Dataset entries
+ + + +
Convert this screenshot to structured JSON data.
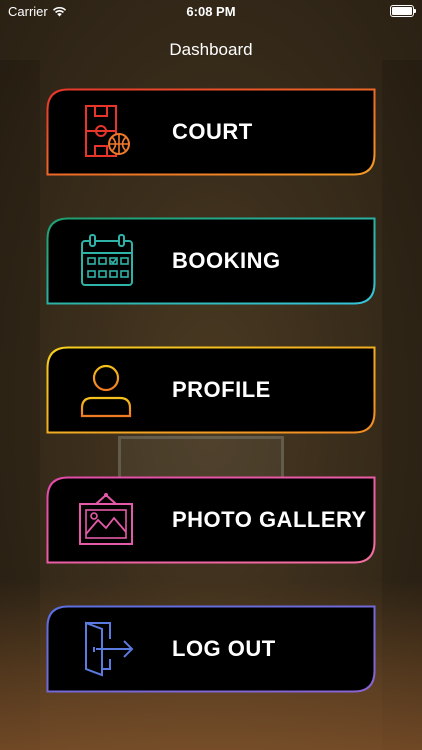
{
  "status_bar": {
    "carrier": "Carrier",
    "time": "6:08 PM"
  },
  "nav": {
    "title": "Dashboard"
  },
  "menu": [
    {
      "label": "COURT",
      "icon": "basketball-court-icon",
      "colors": [
        "#e8352b",
        "#f39c24"
      ]
    },
    {
      "label": "BOOKING",
      "icon": "calendar-icon",
      "colors": [
        "#1f9e6e",
        "#36c5d9"
      ]
    },
    {
      "label": "PROFILE",
      "icon": "user-icon",
      "colors": [
        "#f5d020",
        "#f08a24"
      ]
    },
    {
      "label": "PHOTO GALLERY",
      "icon": "photo-frame-icon",
      "colors": [
        "#e24aa8",
        "#f56fa1"
      ]
    },
    {
      "label": "LOG OUT",
      "icon": "logout-icon",
      "colors": [
        "#5a6fe0",
        "#8a63d2"
      ]
    }
  ]
}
+ + + +
Report each line in the data that holds the word "icon".

Expected answer:
      "icon": "basketball-court-icon",
      "icon": "calendar-icon",
      "icon": "user-icon",
      "icon": "photo-frame-icon",
      "icon": "logout-icon",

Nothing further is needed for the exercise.